--- START OF Record excerpts ---

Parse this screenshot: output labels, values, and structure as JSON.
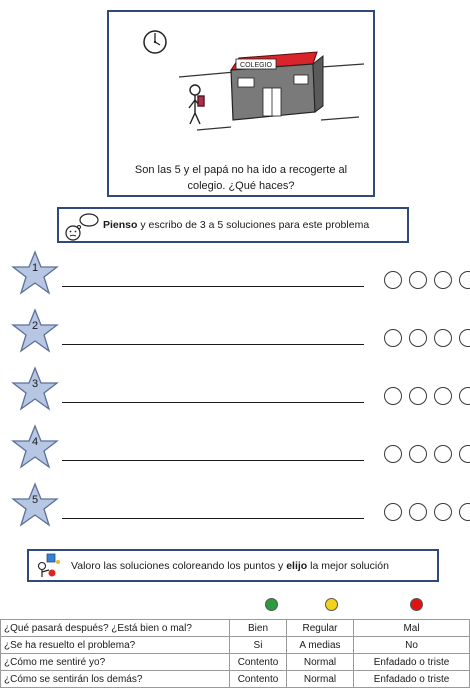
{
  "scene": {
    "school_sign": "COLEGIO",
    "caption_line1": "Son las 5 y el papá no ha ido a recogerte al",
    "caption_line2": "colegio. ¿Qué haces?"
  },
  "think": {
    "bold": "Pienso",
    "rest": " y escribo de 3 a 5 soluciones para este problema"
  },
  "solutions": [
    {
      "number": "1"
    },
    {
      "number": "2"
    },
    {
      "number": "3"
    },
    {
      "number": "4"
    },
    {
      "number": "5"
    }
  ],
  "rating": {
    "part1": "Valoro las soluciones coloreando los puntos y ",
    "bold": "elijo",
    "part2": " la mejor solución"
  },
  "legend_colors": {
    "good": "#2e9b3a",
    "regular": "#f2d21a",
    "bad": "#e01212"
  },
  "table": {
    "rows": [
      {
        "q": "¿Qué pasará después? ¿Está bien o mal?",
        "a": "Bien",
        "b": "Regular",
        "c": "Mal"
      },
      {
        "q": "¿Se ha resuelto el problema?",
        "a": "Si",
        "b": "A medias",
        "c": "No"
      },
      {
        "q": "¿Cómo me sentiré yo?",
        "a": "Contento",
        "b": "Normal",
        "c": "Enfadado o triste"
      },
      {
        "q": "¿Cómo se sentirán los demás?",
        "a": "Contento",
        "b": "Normal",
        "c": "Enfadado o triste"
      }
    ]
  },
  "colors": {
    "frame": "#2f4a7a",
    "star_fill": "#b7c6e3",
    "star_stroke": "#5b6f99",
    "roof": "#d8242a",
    "building": "#7a7a7a"
  }
}
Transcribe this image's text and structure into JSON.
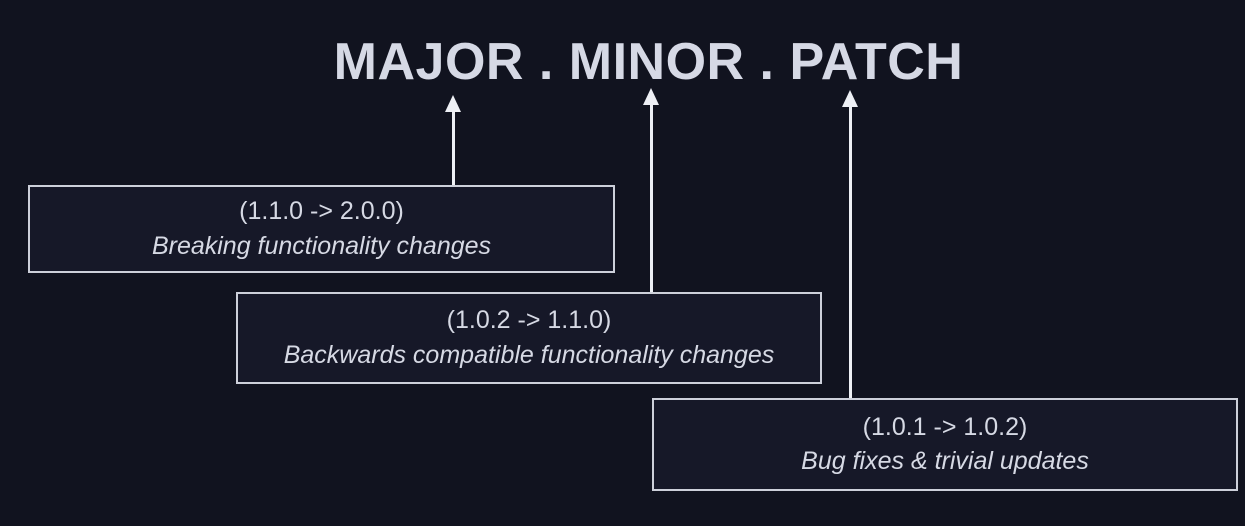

--- END OF Record excerpts ---

Find "Cómo". Copy every line it occurs in.

        "q": "¿Cómo me sentiré yo?",
        "q": "¿Cómo se sentirán los demás?",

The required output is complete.